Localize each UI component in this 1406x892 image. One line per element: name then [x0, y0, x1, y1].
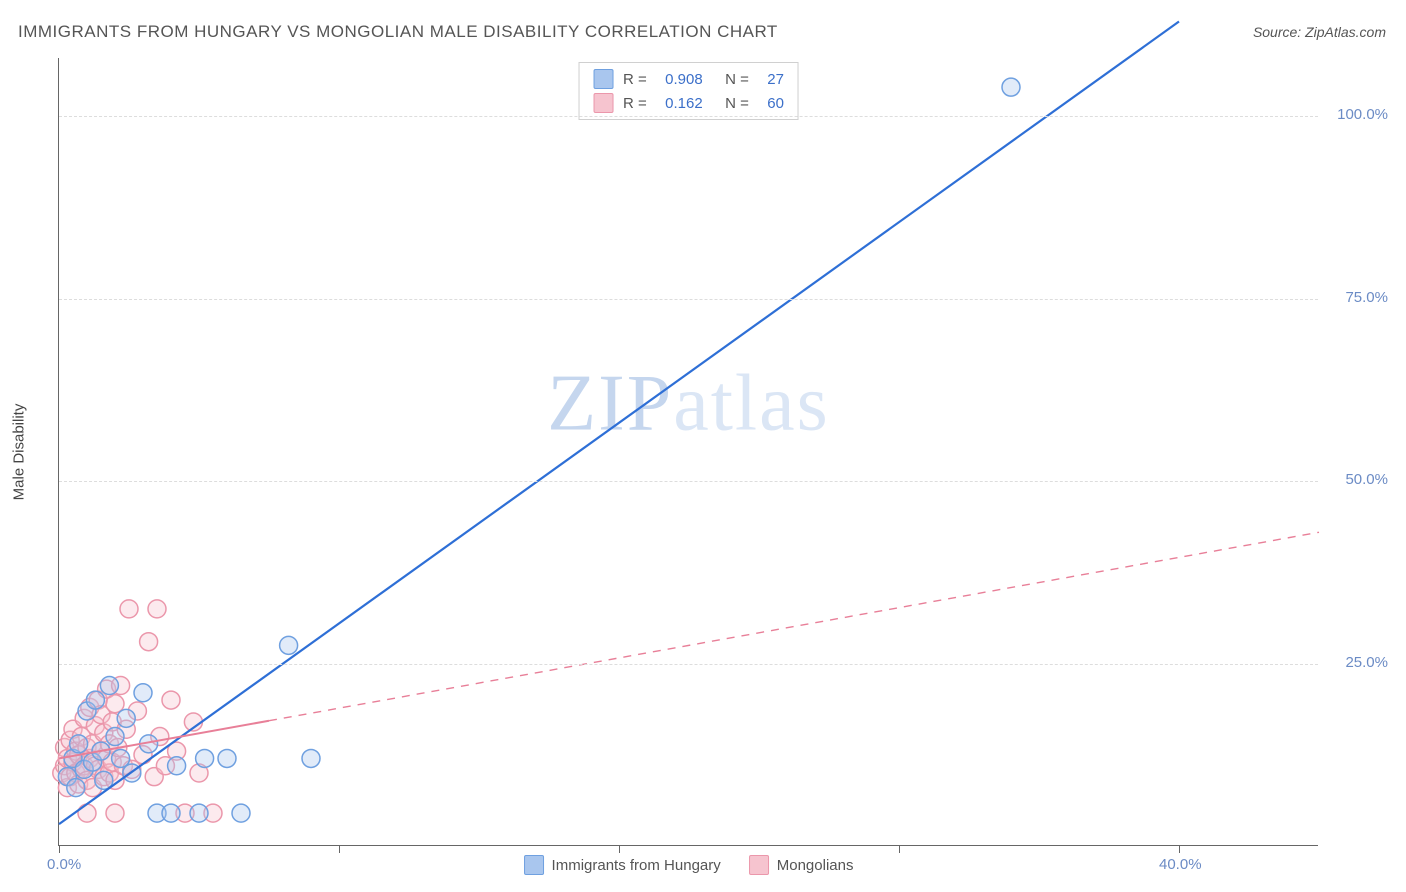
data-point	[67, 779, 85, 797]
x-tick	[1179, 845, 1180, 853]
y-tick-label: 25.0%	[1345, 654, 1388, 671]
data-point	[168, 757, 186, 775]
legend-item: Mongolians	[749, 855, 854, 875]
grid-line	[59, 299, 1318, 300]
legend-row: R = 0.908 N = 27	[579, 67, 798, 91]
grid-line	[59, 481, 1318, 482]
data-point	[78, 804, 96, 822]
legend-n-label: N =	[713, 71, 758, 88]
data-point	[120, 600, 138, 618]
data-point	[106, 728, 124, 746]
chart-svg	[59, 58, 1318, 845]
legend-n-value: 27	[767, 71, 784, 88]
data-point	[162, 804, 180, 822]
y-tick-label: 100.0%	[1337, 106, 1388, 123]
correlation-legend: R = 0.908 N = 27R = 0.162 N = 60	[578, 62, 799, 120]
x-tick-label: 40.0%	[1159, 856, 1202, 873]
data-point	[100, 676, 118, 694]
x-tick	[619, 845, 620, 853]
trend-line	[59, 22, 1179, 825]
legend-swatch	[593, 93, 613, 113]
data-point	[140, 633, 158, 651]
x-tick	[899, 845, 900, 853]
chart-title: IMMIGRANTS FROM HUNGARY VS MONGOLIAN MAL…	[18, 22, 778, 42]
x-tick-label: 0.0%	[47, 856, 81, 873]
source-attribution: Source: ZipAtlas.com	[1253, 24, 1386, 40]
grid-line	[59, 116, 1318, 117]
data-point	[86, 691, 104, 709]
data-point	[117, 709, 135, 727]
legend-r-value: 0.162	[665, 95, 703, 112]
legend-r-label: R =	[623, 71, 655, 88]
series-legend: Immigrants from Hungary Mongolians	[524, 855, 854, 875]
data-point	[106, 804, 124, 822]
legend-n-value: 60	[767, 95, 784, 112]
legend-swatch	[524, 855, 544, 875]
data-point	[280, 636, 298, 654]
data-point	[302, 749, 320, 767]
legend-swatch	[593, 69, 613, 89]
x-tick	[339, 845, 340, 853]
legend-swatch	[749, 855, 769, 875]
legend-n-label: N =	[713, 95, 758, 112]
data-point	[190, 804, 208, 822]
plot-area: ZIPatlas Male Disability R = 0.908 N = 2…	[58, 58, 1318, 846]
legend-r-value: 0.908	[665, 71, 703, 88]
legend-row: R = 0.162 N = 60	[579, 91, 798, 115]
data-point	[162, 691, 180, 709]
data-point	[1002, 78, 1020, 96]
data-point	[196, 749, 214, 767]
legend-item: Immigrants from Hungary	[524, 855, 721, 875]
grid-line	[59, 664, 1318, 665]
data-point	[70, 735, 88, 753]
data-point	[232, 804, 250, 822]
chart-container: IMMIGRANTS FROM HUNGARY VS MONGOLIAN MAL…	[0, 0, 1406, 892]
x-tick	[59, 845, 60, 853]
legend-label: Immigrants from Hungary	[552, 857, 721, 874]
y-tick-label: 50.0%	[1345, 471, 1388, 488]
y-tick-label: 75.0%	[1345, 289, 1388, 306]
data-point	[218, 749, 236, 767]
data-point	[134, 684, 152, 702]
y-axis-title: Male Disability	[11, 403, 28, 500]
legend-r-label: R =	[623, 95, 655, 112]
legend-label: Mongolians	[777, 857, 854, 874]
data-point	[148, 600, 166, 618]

#### Given request
Filter the records and copy every line that contains the string "swatch", treating uppercase and lowercase as different.

#### Right answer
legend-swatch	[593, 93, 613, 113]
legend-swatch	[524, 855, 544, 875]
legend-swatch	[593, 69, 613, 89]
legend-swatch	[749, 855, 769, 875]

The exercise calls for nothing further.